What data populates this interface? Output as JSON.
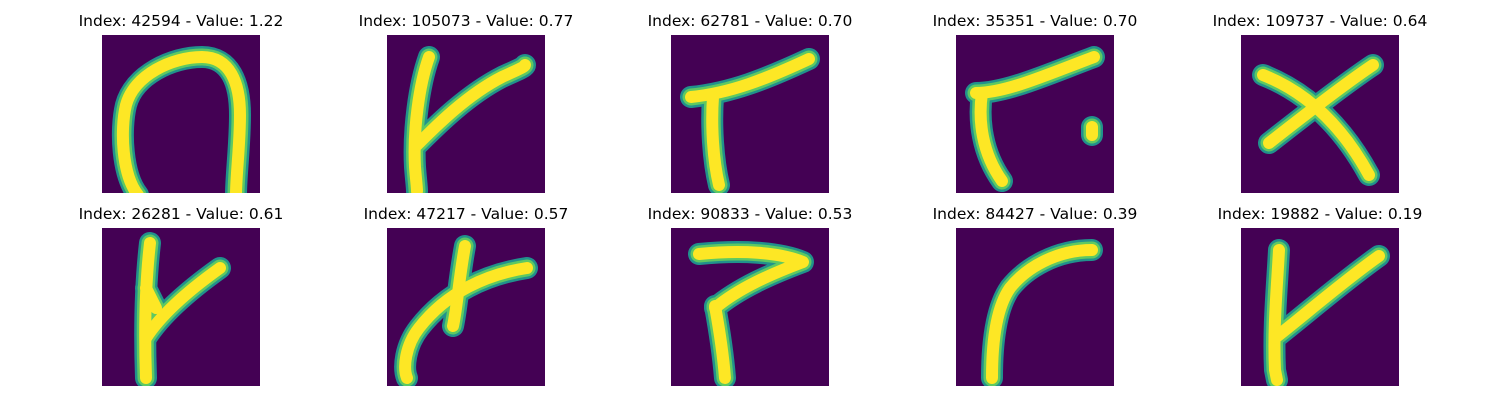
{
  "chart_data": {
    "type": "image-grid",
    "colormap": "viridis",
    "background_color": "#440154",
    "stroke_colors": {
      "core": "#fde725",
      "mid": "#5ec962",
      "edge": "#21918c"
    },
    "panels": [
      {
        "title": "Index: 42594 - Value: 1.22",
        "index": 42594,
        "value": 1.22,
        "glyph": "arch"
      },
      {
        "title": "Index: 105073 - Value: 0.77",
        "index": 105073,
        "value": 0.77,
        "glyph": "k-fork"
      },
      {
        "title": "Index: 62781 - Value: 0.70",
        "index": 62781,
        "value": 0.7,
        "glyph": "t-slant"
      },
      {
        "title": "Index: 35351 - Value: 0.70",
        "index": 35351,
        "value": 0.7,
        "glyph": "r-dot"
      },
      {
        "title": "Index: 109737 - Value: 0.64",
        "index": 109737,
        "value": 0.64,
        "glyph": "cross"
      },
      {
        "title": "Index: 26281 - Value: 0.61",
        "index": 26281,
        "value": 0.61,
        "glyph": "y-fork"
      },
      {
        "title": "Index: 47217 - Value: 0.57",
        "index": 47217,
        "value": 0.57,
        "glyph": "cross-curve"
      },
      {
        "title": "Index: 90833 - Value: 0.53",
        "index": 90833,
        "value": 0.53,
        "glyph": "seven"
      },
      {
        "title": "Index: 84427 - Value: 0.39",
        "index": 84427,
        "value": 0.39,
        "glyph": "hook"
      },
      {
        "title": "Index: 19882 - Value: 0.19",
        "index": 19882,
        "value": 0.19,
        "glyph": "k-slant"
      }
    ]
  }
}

▶ _Exercise_
Take the entries shown above and quote them verbatim, passing over the pictures.

▶ _Complete response_
What data populates this interface? Output as JSON.
{
  "chart_data": {
    "type": "image-grid",
    "colormap": "viridis",
    "background_color": "#440154",
    "stroke_colors": {
      "core": "#fde725",
      "mid": "#5ec962",
      "edge": "#21918c"
    },
    "panels": [
      {
        "title": "Index: 42594 - Value: 1.22",
        "index": 42594,
        "value": 1.22,
        "glyph": "arch"
      },
      {
        "title": "Index: 105073 - Value: 0.77",
        "index": 105073,
        "value": 0.77,
        "glyph": "k-fork"
      },
      {
        "title": "Index: 62781 - Value: 0.70",
        "index": 62781,
        "value": 0.7,
        "glyph": "t-slant"
      },
      {
        "title": "Index: 35351 - Value: 0.70",
        "index": 35351,
        "value": 0.7,
        "glyph": "r-dot"
      },
      {
        "title": "Index: 109737 - Value: 0.64",
        "index": 109737,
        "value": 0.64,
        "glyph": "cross"
      },
      {
        "title": "Index: 26281 - Value: 0.61",
        "index": 26281,
        "value": 0.61,
        "glyph": "y-fork"
      },
      {
        "title": "Index: 47217 - Value: 0.57",
        "index": 47217,
        "value": 0.57,
        "glyph": "cross-curve"
      },
      {
        "title": "Index: 90833 - Value: 0.53",
        "index": 90833,
        "value": 0.53,
        "glyph": "seven"
      },
      {
        "title": "Index: 84427 - Value: 0.39",
        "index": 84427,
        "value": 0.39,
        "glyph": "hook"
      },
      {
        "title": "Index: 19882 - Value: 0.19",
        "index": 19882,
        "value": 0.19,
        "glyph": "k-slant"
      }
    ]
  }
}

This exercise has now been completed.